> WRITTEN EXERCISE: Each line of the data that includes the string "title" is to be copied out.

> EXTRACTED DATA:
══════

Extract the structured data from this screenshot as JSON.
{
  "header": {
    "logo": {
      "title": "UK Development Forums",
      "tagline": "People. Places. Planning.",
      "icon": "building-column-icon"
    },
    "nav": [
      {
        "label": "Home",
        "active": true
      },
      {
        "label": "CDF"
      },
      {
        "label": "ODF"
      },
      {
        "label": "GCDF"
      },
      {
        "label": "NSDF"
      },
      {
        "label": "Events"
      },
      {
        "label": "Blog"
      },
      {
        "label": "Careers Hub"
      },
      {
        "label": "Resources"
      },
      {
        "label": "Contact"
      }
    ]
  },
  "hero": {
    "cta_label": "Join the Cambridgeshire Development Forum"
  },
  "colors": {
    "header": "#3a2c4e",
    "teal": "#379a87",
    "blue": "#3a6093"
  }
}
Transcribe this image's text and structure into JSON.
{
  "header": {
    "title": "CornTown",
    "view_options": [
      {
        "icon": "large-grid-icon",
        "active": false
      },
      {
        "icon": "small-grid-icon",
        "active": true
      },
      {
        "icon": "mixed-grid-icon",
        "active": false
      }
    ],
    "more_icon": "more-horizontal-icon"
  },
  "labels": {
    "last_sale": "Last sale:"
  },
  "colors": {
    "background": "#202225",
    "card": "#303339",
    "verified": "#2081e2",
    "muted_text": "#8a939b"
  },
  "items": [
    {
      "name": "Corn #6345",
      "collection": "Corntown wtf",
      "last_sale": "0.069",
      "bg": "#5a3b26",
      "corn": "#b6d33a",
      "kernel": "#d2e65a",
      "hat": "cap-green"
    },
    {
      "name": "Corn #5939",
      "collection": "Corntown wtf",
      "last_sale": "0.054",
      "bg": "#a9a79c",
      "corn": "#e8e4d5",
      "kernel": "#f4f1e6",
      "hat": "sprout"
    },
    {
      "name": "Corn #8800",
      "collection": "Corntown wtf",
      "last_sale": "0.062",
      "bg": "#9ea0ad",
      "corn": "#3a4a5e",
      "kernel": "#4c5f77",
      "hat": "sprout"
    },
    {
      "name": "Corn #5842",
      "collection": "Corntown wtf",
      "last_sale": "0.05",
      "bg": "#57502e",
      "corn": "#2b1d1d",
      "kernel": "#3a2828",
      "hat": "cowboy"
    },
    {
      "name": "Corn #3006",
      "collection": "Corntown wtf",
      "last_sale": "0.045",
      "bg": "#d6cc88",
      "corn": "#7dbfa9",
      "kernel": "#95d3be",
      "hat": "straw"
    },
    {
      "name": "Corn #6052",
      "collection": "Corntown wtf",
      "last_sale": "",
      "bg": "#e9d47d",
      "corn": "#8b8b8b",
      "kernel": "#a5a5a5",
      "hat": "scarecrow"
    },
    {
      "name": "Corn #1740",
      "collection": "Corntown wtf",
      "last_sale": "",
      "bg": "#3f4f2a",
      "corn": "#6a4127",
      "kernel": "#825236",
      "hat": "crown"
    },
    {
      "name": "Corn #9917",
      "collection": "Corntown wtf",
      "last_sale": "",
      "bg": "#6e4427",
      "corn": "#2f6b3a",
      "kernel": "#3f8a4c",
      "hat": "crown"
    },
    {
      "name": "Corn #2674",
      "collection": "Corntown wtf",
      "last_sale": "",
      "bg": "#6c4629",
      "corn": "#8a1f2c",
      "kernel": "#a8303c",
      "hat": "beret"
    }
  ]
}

══════

> RESPONSE FOR THIS EXERCISE:
      "title": "UK Development Forums",
    "title": "CornTown",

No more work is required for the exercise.